[start of Input material]
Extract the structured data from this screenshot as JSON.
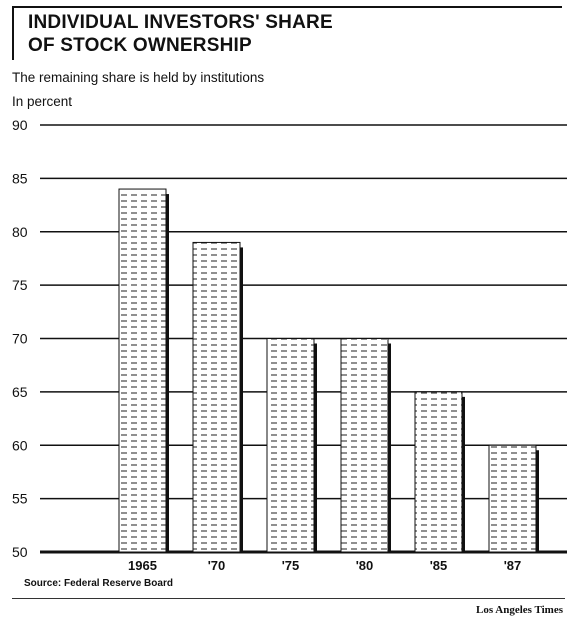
{
  "title_lines": [
    "INDIVIDUAL INVESTORS' SHARE",
    "OF STOCK OWNERSHIP"
  ],
  "subtitle": "The remaining share is held by institutions",
  "unit_label": "In percent",
  "source": "Source: Federal Reserve Board",
  "credit": "Los Angeles Times",
  "chart_data": {
    "type": "bar",
    "title": "INDIVIDUAL INVESTORS' SHARE OF STOCK OWNERSHIP",
    "subtitle": "The remaining share is held by institutions",
    "ylabel": "In percent",
    "xlabel": "",
    "categories": [
      "1965",
      "'70",
      "'75",
      "'80",
      "'85",
      "'87"
    ],
    "values": [
      84,
      79,
      70,
      70,
      65,
      60
    ],
    "ylim": [
      50,
      90
    ],
    "yticks": [
      90,
      85,
      80,
      75,
      70,
      65,
      60,
      55,
      50
    ],
    "grid": true,
    "bar_color": "#ffffff",
    "pattern": "dashed-horizontal"
  }
}
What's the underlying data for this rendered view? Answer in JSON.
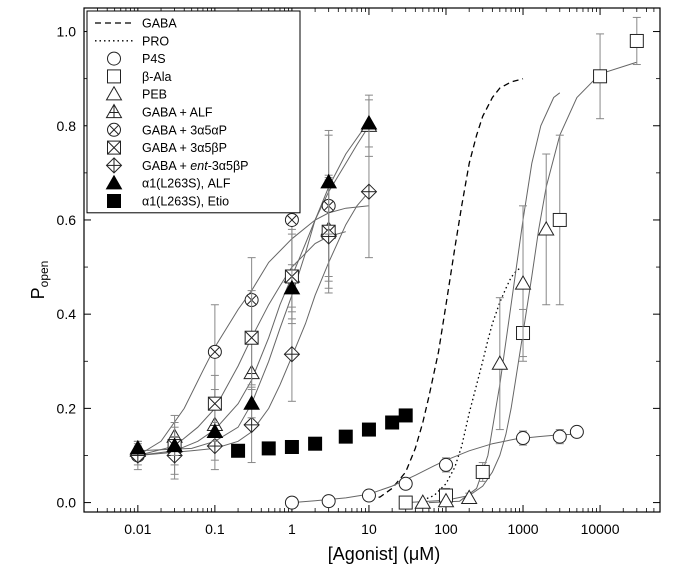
{
  "chart_data": {
    "type": "scatter",
    "title": "",
    "xlabel": "[Agonist] (μM)",
    "ylabel": {
      "main": "P",
      "sub": "open"
    },
    "x_scale": "log",
    "xlim": [
      0.002,
      60000
    ],
    "ylim": [
      -0.02,
      1.05
    ],
    "x_ticks": [
      0.01,
      0.1,
      1,
      10,
      100,
      1000,
      10000
    ],
    "x_tick_labels": [
      "0.01",
      "0.1",
      "1",
      "10",
      "100",
      "1000",
      "10000"
    ],
    "y_ticks": [
      0.0,
      0.2,
      0.4,
      0.6,
      0.8,
      1.0
    ],
    "y_tick_labels": [
      "0.0",
      "0.2",
      "0.4",
      "0.6",
      "0.8",
      "1.0"
    ],
    "grid": false,
    "legend_position": "top-left",
    "legend": [
      {
        "label": "GABA",
        "sym": "dash"
      },
      {
        "label": "PRO",
        "sym": "dot"
      },
      {
        "label": "P4S",
        "sym": "circle"
      },
      {
        "label": "β-Ala",
        "sym": "square"
      },
      {
        "label": "PEB",
        "sym": "triangle"
      },
      {
        "label": "GABA + ALF",
        "sym": "triangle-cross"
      },
      {
        "label": "GABA + 3α5αP",
        "sym": "circle-x"
      },
      {
        "label": "GABA + 3α5βP",
        "sym": "square-x"
      },
      {
        "parts": [
          {
            "t": "GABA + ",
            "i": false
          },
          {
            "t": "ent",
            "i": true
          },
          {
            "t": "-3α5βP",
            "i": false
          }
        ],
        "sym": "diamond-cross"
      },
      {
        "label": "α1(L263S), ALF",
        "sym": "triangle-filled"
      },
      {
        "label": "α1(L263S), Etio",
        "sym": "square-filled"
      }
    ],
    "lines": [
      {
        "legend": 0,
        "style": "dash",
        "points": [
          [
            10,
            0.005
          ],
          [
            14,
            0.012
          ],
          [
            20,
            0.03
          ],
          [
            30,
            0.065
          ],
          [
            40,
            0.115
          ],
          [
            50,
            0.17
          ],
          [
            60,
            0.225
          ],
          [
            80,
            0.32
          ],
          [
            100,
            0.42
          ],
          [
            130,
            0.54
          ],
          [
            160,
            0.63
          ],
          [
            200,
            0.72
          ],
          [
            250,
            0.78
          ],
          [
            300,
            0.82
          ],
          [
            400,
            0.86
          ],
          [
            500,
            0.88
          ],
          [
            700,
            0.893
          ],
          [
            1000,
            0.9
          ]
        ]
      },
      {
        "legend": 1,
        "style": "dot",
        "points": [
          [
            50,
            0.005
          ],
          [
            70,
            0.015
          ],
          [
            100,
            0.04
          ],
          [
            130,
            0.075
          ],
          [
            160,
            0.12
          ],
          [
            200,
            0.19
          ],
          [
            250,
            0.25
          ],
          [
            300,
            0.3
          ],
          [
            350,
            0.345
          ],
          [
            400,
            0.38
          ],
          [
            500,
            0.425
          ],
          [
            600,
            0.455
          ],
          [
            700,
            0.478
          ],
          [
            800,
            0.49
          ],
          [
            900,
            0.497
          ]
        ]
      }
    ],
    "fits": [
      {
        "series": 2,
        "points": [
          [
            1,
            0.0
          ],
          [
            2,
            0.004
          ],
          [
            5,
            0.01
          ],
          [
            10,
            0.018
          ],
          [
            20,
            0.035
          ],
          [
            40,
            0.058
          ],
          [
            70,
            0.078
          ],
          [
            100,
            0.09
          ],
          [
            200,
            0.11
          ],
          [
            400,
            0.125
          ],
          [
            800,
            0.135
          ],
          [
            1600,
            0.14
          ],
          [
            3000,
            0.144
          ],
          [
            5000,
            0.145
          ]
        ]
      },
      {
        "series": 3,
        "points": [
          [
            30,
            0.0
          ],
          [
            100,
            0.005
          ],
          [
            200,
            0.015
          ],
          [
            300,
            0.035
          ],
          [
            400,
            0.065
          ],
          [
            500,
            0.1
          ],
          [
            600,
            0.145
          ],
          [
            700,
            0.2
          ],
          [
            800,
            0.26
          ],
          [
            1000,
            0.36
          ],
          [
            1300,
            0.48
          ],
          [
            1600,
            0.58
          ],
          [
            2000,
            0.67
          ],
          [
            3000,
            0.78
          ],
          [
            5000,
            0.86
          ],
          [
            10000,
            0.91
          ],
          [
            30000,
            0.935
          ]
        ]
      },
      {
        "series": 4,
        "points": [
          [
            60,
            0.0
          ],
          [
            150,
            0.003
          ],
          [
            250,
            0.03
          ],
          [
            350,
            0.1
          ],
          [
            500,
            0.25
          ],
          [
            700,
            0.42
          ],
          [
            1000,
            0.6
          ],
          [
            1300,
            0.72
          ],
          [
            1700,
            0.8
          ],
          [
            2500,
            0.86
          ],
          [
            3000,
            0.87
          ]
        ]
      },
      {
        "series": 5,
        "points": [
          [
            0.01,
            0.1
          ],
          [
            0.03,
            0.11
          ],
          [
            0.06,
            0.13
          ],
          [
            0.1,
            0.155
          ],
          [
            0.2,
            0.21
          ],
          [
            0.3,
            0.26
          ],
          [
            0.5,
            0.35
          ],
          [
            0.7,
            0.42
          ],
          [
            1,
            0.48
          ],
          [
            1.5,
            0.55
          ],
          [
            2,
            0.6
          ],
          [
            3,
            0.66
          ],
          [
            5,
            0.72
          ],
          [
            7,
            0.76
          ],
          [
            10,
            0.8
          ]
        ]
      },
      {
        "series": 6,
        "points": [
          [
            0.01,
            0.1
          ],
          [
            0.02,
            0.13
          ],
          [
            0.04,
            0.2
          ],
          [
            0.07,
            0.28
          ],
          [
            0.1,
            0.33
          ],
          [
            0.2,
            0.41
          ],
          [
            0.3,
            0.45
          ],
          [
            0.5,
            0.51
          ],
          [
            1,
            0.56
          ],
          [
            2,
            0.6
          ],
          [
            3,
            0.615
          ],
          [
            5,
            0.625
          ],
          [
            10,
            0.63
          ]
        ]
      },
      {
        "series": 7,
        "points": [
          [
            0.01,
            0.1
          ],
          [
            0.03,
            0.12
          ],
          [
            0.06,
            0.16
          ],
          [
            0.1,
            0.2
          ],
          [
            0.2,
            0.29
          ],
          [
            0.3,
            0.35
          ],
          [
            0.5,
            0.42
          ],
          [
            0.7,
            0.46
          ],
          [
            1,
            0.5
          ],
          [
            2,
            0.55
          ],
          [
            3,
            0.565
          ],
          [
            5,
            0.575
          ]
        ]
      },
      {
        "series": 8,
        "points": [
          [
            0.01,
            0.1
          ],
          [
            0.05,
            0.11
          ],
          [
            0.1,
            0.115
          ],
          [
            0.2,
            0.13
          ],
          [
            0.3,
            0.15
          ],
          [
            0.5,
            0.2
          ],
          [
            0.7,
            0.25
          ],
          [
            1,
            0.31
          ],
          [
            1.5,
            0.38
          ],
          [
            2,
            0.44
          ],
          [
            3,
            0.51
          ],
          [
            5,
            0.59
          ],
          [
            7,
            0.63
          ],
          [
            10,
            0.66
          ]
        ]
      },
      {
        "series": 9,
        "points": [
          [
            0.01,
            0.11
          ],
          [
            0.05,
            0.115
          ],
          [
            0.1,
            0.13
          ],
          [
            0.2,
            0.16
          ],
          [
            0.3,
            0.21
          ],
          [
            0.5,
            0.3
          ],
          [
            0.7,
            0.37
          ],
          [
            1,
            0.44
          ],
          [
            1.5,
            0.53
          ],
          [
            2,
            0.6
          ],
          [
            3,
            0.67
          ],
          [
            5,
            0.74
          ],
          [
            10,
            0.81
          ]
        ]
      }
    ],
    "series": [
      {
        "legend": 2,
        "sym": "circle",
        "x": [
          1,
          3,
          10,
          30,
          100,
          1000,
          3000,
          5000
        ],
        "y": [
          0.0,
          0.003,
          0.015,
          0.04,
          0.08,
          0.137,
          0.14,
          0.15
        ],
        "err": [
          0,
          0,
          0.01,
          0.01,
          0.015,
          0.015,
          0.015,
          0.0
        ]
      },
      {
        "legend": 3,
        "sym": "square",
        "x": [
          30,
          100,
          300,
          1000,
          3000,
          10000,
          30000
        ],
        "y": [
          0.0,
          0.015,
          0.065,
          0.36,
          0.6,
          0.905,
          0.98
        ],
        "err": [
          0,
          0.015,
          0.02,
          0.05,
          0.18,
          0.09,
          0.05
        ]
      },
      {
        "legend": 4,
        "sym": "triangle",
        "x": [
          50,
          100,
          200,
          500,
          1000,
          2000
        ],
        "y": [
          0.0,
          0.003,
          0.01,
          0.295,
          0.465,
          0.58
        ],
        "err": [
          0,
          0,
          0.01,
          0.14,
          0.165,
          0.16
        ]
      },
      {
        "legend": 5,
        "sym": "triangle-cross",
        "x": [
          0.01,
          0.03,
          0.1,
          0.3,
          1,
          3,
          10
        ],
        "y": [
          0.11,
          0.14,
          0.165,
          0.275,
          0.48,
          0.58,
          0.8
        ],
        "err": [
          0.02,
          0.045,
          0.075,
          0.065,
          0.09,
          0.11,
          0.065
        ]
      },
      {
        "legend": 6,
        "sym": "circle-x",
        "x": [
          0.01,
          0.03,
          0.1,
          0.3,
          1,
          3
        ],
        "y": [
          0.1,
          0.11,
          0.32,
          0.43,
          0.6,
          0.63
        ],
        "err": [
          0.02,
          0.06,
          0.1,
          0.09,
          0.14,
          0.15
        ]
      },
      {
        "legend": 7,
        "sym": "square-x",
        "x": [
          0.03,
          0.1,
          0.3,
          1,
          3
        ],
        "y": [
          0.12,
          0.21,
          0.35,
          0.48,
          0.575
        ],
        "err": [
          0.04,
          0.06,
          0.1,
          0.1,
          0.12
        ]
      },
      {
        "legend": 8,
        "sym": "diamond-cross",
        "x": [
          0.01,
          0.03,
          0.1,
          0.3,
          1,
          3,
          10
        ],
        "y": [
          0.1,
          0.1,
          0.12,
          0.165,
          0.315,
          0.565,
          0.66
        ],
        "err": [
          0.03,
          0.04,
          0.05,
          0.08,
          0.1,
          0.12,
          0.14
        ]
      },
      {
        "legend": 9,
        "sym": "triangle-filled",
        "x": [
          0.01,
          0.03,
          0.1,
          0.3,
          1,
          3,
          10
        ],
        "y": [
          0.115,
          0.12,
          0.15,
          0.21,
          0.455,
          0.68,
          0.805
        ],
        "err": [
          0.01,
          0.02,
          0.02,
          0.03,
          0.05,
          0.11,
          0.05
        ]
      },
      {
        "legend": 10,
        "sym": "square-filled",
        "x": [
          0.2,
          0.5,
          1,
          2,
          5,
          10,
          20,
          30
        ],
        "y": [
          0.11,
          0.115,
          0.118,
          0.125,
          0.14,
          0.155,
          0.17,
          0.185
        ],
        "err": [
          0,
          0,
          0,
          0,
          0,
          0.01,
          0,
          0
        ]
      }
    ]
  }
}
[end of Input material]
▸ **Goal of the exercise**: Provide the number of lines in these entries that hold the word "INDIVIDUAL", without any accompanying text.

▸ **Correct answer**: 2